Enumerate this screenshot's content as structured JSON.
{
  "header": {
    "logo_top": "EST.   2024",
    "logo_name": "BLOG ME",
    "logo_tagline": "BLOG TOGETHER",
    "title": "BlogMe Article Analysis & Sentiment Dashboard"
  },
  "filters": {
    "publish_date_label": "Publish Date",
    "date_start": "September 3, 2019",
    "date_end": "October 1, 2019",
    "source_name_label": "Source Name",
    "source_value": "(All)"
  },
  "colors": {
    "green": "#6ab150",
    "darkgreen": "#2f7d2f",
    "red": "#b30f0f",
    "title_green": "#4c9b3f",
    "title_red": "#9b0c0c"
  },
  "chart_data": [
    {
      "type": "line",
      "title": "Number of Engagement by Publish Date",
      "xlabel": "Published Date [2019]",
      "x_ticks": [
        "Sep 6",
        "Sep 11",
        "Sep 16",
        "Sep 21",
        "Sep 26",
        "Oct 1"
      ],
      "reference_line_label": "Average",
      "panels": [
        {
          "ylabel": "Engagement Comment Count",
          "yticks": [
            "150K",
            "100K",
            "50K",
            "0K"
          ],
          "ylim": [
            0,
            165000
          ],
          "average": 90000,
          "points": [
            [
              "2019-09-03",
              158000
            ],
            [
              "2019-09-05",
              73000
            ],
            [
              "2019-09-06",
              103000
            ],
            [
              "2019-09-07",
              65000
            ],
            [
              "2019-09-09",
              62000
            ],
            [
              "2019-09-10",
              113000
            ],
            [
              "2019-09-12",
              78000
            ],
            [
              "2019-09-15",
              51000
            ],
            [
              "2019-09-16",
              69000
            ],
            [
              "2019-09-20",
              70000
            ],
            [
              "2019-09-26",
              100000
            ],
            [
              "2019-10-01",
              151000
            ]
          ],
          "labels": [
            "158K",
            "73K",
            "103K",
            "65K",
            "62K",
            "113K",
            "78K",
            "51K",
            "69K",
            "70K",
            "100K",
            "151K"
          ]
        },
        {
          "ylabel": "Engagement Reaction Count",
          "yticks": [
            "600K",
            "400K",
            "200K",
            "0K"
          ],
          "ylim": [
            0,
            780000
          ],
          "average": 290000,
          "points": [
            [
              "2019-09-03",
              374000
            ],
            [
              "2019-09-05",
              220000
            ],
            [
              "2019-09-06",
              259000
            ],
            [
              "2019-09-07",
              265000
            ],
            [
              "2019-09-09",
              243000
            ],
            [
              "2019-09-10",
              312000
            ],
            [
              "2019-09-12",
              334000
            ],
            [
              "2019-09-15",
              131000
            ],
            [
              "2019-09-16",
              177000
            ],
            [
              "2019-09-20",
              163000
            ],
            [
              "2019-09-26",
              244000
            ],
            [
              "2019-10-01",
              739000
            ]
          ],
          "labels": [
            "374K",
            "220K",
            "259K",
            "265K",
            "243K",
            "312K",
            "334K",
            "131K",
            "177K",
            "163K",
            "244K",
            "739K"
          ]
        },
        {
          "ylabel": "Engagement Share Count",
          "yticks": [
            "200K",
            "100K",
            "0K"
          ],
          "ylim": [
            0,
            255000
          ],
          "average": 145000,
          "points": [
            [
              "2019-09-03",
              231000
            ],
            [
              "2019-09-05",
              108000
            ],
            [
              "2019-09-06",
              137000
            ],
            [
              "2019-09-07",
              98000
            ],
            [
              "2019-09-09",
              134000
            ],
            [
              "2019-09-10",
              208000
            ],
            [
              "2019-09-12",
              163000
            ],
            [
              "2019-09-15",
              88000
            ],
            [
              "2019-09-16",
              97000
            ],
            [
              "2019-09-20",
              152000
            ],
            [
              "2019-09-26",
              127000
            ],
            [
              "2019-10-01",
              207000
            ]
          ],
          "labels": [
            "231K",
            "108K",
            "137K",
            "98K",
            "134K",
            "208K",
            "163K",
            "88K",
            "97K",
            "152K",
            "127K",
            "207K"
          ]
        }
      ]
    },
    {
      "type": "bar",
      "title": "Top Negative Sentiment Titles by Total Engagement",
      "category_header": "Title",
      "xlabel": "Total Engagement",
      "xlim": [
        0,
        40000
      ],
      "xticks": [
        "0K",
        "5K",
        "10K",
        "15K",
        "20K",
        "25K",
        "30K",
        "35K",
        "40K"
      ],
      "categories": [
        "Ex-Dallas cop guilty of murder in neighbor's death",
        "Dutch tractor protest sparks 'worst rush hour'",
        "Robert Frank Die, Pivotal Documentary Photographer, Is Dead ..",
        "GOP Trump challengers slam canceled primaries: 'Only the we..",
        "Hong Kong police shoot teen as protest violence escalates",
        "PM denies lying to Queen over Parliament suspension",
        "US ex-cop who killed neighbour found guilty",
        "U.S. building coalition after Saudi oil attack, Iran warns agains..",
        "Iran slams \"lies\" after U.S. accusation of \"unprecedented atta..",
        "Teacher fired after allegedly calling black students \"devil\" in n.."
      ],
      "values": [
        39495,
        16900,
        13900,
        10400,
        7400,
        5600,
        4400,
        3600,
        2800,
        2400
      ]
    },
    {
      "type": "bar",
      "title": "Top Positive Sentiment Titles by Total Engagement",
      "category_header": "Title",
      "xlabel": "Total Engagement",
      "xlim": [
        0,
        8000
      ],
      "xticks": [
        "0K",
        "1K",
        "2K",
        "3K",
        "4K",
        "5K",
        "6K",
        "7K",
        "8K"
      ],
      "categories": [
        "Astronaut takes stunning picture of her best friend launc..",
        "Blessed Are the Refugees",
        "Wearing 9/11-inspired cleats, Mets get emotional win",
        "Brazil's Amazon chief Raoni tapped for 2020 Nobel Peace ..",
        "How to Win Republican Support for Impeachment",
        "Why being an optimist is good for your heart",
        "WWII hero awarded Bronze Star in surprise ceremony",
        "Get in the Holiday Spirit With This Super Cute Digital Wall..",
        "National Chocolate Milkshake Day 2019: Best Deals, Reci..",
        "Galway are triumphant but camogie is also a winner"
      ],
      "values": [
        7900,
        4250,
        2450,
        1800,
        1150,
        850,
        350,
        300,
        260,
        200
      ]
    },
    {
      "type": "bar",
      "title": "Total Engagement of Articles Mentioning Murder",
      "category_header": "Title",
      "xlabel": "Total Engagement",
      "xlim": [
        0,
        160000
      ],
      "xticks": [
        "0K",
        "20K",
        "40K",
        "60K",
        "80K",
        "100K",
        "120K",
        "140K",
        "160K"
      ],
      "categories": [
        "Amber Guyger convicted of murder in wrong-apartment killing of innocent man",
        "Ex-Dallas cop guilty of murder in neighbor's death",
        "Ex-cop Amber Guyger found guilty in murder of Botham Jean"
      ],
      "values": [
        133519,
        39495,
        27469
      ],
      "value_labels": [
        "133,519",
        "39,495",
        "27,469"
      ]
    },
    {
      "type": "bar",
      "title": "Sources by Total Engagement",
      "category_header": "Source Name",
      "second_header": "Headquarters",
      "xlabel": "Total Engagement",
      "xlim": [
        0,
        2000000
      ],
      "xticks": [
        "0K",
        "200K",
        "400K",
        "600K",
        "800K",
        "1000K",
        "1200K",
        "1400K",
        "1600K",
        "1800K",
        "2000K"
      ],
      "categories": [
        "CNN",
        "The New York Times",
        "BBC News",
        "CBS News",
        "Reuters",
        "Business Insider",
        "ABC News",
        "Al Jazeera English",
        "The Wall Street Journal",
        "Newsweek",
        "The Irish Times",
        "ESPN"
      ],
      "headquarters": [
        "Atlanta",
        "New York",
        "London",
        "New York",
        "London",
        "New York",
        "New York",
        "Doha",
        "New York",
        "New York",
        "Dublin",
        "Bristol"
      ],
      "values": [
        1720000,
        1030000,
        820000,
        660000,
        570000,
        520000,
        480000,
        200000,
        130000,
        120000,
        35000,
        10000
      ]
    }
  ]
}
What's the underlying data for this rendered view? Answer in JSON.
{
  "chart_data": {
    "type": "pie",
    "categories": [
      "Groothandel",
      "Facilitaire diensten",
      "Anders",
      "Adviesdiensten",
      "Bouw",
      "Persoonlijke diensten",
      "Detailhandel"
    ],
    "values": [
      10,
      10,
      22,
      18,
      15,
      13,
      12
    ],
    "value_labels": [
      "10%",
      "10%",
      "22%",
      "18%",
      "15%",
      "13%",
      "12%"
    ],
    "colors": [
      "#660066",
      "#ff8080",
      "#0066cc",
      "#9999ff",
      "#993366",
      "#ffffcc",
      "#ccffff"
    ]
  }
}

* Task brief
Using the listing above, return all lines where the word "Engagement" occurs.

* Solution to this problem
      "title": "Number of Engagement by Publish Date",
          "ylabel": "Engagement Comment Count",
          "ylabel": "Engagement Reaction Count",
          "ylabel": "Engagement Share Count",
      "title": "Top Negative Sentiment Titles by Total Engagement",
      "xlabel": "Total Engagement",
      "title": "Top Positive Sentiment Titles by Total Engagement",
      "xlabel": "Total Engagement",
      "title": "Total Engagement of Articles Mentioning Murder",
      "xlabel": "Total Engagement",
      "title": "Sources by Total Engagement",
      "xlabel": "Total Engagement",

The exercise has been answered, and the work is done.